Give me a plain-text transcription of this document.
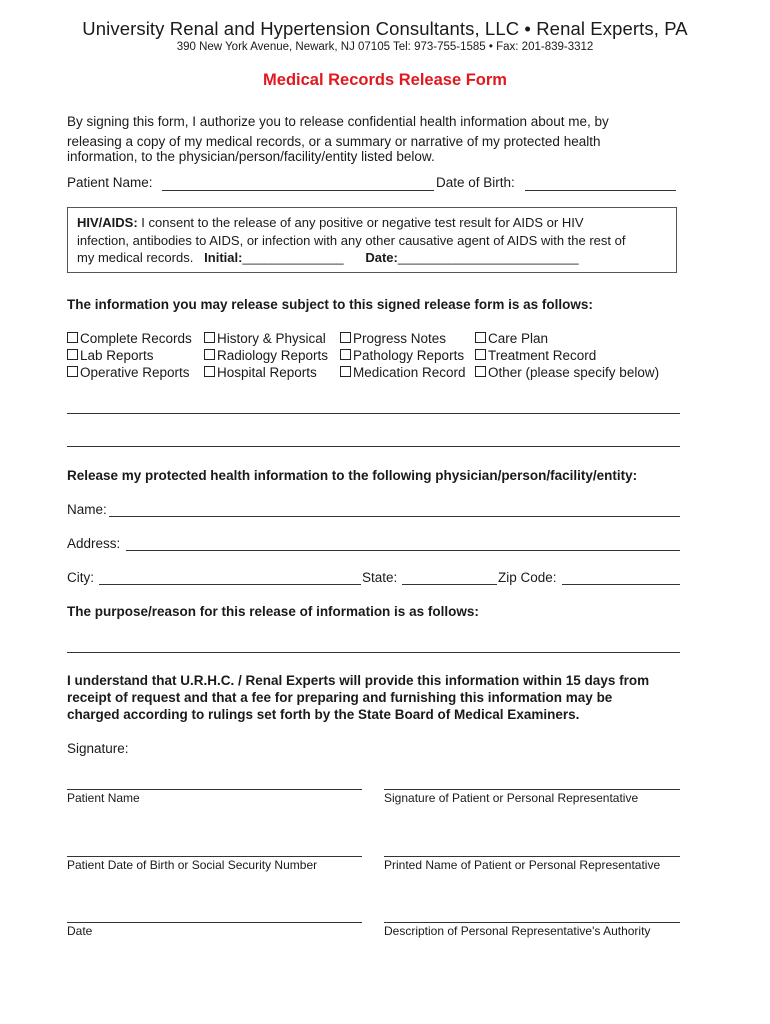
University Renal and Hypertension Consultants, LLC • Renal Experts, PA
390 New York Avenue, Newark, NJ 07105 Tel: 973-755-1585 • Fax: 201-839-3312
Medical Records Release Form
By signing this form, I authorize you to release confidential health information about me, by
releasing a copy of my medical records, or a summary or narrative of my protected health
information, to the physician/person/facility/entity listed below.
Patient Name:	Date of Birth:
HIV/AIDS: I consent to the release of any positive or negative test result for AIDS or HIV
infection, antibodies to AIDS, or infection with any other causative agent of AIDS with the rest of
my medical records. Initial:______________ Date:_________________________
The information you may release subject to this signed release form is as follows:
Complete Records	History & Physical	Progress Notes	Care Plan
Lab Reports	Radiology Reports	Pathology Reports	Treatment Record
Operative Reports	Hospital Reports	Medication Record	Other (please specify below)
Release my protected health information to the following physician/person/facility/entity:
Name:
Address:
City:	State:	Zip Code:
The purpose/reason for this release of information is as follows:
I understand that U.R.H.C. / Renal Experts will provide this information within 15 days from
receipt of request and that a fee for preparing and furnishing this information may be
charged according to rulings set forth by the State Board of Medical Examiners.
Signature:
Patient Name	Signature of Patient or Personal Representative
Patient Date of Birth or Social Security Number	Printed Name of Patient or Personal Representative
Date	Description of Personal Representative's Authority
━━━
Could you reproduce every entry exactly, leaving out the pictures?

• _Problem solution_
Give me a plain-text transcription of this document.
University Renal and Hypertension Consultants, LLC • Renal Experts, PA
390 New York Avenue, Newark, NJ 07105 Tel: 973-755-1585 • Fax: 201-839-3312
Medical Records Release Form
By signing this form, I authorize you to release confidential health information about me, by
releasing a copy of my medical records, or a summary or narrative of my protected health
information, to the physician/person/facility/entity listed below.
Patient Name:	Date of Birth:
HIV/AIDS: I consent to the release of any positive or negative test result for AIDS or HIV
infection, antibodies to AIDS, or infection with any other causative agent of AIDS with the rest of
my medical records. Initial:______________ Date:_________________________
The information you may release subject to this signed release form is as follows:
Complete Records	History & Physical	Progress Notes	Care Plan
Lab Reports	Radiology Reports	Pathology Reports	Treatment Record
Operative Reports	Hospital Reports	Medication Record	Other (please specify below)
Release my protected health information to the following physician/person/facility/entity:
Name:
Address:
City:	State:	Zip Code:
The purpose/reason for this release of information is as follows:
I understand that U.R.H.C. / Renal Experts will provide this information within 15 days from
receipt of request and that a fee for preparing and furnishing this information may be
charged according to rulings set forth by the State Board of Medical Examiners.
Signature:
Patient Name	Signature of Patient or Personal Representative
Patient Date of Birth or Social Security Number	Printed Name of Patient or Personal Representative
Date	Description of Personal Representative's Authority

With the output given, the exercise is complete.